Type every record exactly as it appears.

**Data shown**
^^^^^^^^^^^^^^^^

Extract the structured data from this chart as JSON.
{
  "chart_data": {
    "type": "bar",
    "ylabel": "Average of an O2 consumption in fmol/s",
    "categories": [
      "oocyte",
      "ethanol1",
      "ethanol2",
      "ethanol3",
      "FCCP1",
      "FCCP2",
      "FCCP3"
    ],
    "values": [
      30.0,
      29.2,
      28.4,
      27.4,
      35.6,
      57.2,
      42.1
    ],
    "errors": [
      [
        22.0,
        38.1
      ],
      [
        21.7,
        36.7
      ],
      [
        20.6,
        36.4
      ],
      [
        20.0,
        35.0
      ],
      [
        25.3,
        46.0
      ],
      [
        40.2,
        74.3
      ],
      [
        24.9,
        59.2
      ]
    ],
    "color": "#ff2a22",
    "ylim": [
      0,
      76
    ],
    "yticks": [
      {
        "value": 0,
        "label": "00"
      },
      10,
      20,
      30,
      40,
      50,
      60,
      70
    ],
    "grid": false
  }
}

^^^^^^^^^^^^^^^^

**Exercise result**
Extract the structured data from this chart as JSON.
{
  "chart_data": {
    "type": "bar",
    "ylabel": "Average of an O2 consumption in fmol/s",
    "categories": [
      "oocyte",
      "ethanol1",
      "ethanol2",
      "ethanol3",
      "FCCP1",
      "FCCP2",
      "FCCP3"
    ],
    "values": [
      30.0,
      29.2,
      28.4,
      27.4,
      35.6,
      57.2,
      42.1
    ],
    "errors": [
      [
        22.0,
        38.1
      ],
      [
        21.7,
        36.7
      ],
      [
        20.6,
        36.4
      ],
      [
        20.0,
        35.0
      ],
      [
        25.3,
        46.0
      ],
      [
        40.2,
        74.3
      ],
      [
        24.9,
        59.2
      ]
    ],
    "color": "#ff2a22",
    "ylim": [
      0,
      76
    ],
    "yticks": [
      {
        "value": 0,
        "label": "00"
      },
      10,
      20,
      30,
      40,
      50,
      60,
      70
    ],
    "grid": false
  }
}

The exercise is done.